[Data extracted from a collection]
○ ○ ○ ○
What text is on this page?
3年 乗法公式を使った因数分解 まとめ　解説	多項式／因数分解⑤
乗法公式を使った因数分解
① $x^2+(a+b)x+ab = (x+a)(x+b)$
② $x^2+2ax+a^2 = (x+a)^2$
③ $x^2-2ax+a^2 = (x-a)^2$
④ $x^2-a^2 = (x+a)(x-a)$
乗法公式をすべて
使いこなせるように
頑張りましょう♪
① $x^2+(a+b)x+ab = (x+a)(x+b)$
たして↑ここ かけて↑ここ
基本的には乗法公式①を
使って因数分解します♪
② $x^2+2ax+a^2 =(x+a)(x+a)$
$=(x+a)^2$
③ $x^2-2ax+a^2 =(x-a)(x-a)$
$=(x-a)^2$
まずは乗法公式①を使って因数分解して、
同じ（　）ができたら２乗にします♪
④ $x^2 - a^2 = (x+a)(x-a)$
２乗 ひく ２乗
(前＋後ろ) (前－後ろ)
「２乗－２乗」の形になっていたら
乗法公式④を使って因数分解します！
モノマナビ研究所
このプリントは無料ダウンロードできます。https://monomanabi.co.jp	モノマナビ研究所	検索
○ ○ ○ ○
[Exercise aim]
Each line of the material above needs to be quoted exactly, please.

[Task answer]
What text is on this page?
3年 乗法公式を使った因数分解 まとめ　解説	多項式／因数分解⑤
乗法公式を使った因数分解
① $x^2+(a+b)x+ab = (x+a)(x+b)$
② $x^2+2ax+a^2 = (x+a)^2$
③ $x^2-2ax+a^2 = (x-a)^2$
④ $x^2-a^2 = (x+a)(x-a)$
乗法公式をすべて
使いこなせるように
頑張りましょう♪
① $x^2+(a+b)x+ab = (x+a)(x+b)$
たして↑ここ かけて↑ここ
基本的には乗法公式①を
使って因数分解します♪
② $x^2+2ax+a^2 =(x+a)(x+a)$
$=(x+a)^2$
③ $x^2-2ax+a^2 =(x-a)(x-a)$
$=(x-a)^2$
まずは乗法公式①を使って因数分解して、
同じ（　）ができたら２乗にします♪
④ $x^2 - a^2 = (x+a)(x-a)$
２乗 ひく ２乗
(前＋後ろ) (前－後ろ)
「２乗－２乗」の形になっていたら
乗法公式④を使って因数分解します！
モノマナビ研究所
このプリントは無料ダウンロードできます。https://monomanabi.co.jp	モノマナビ研究所	検索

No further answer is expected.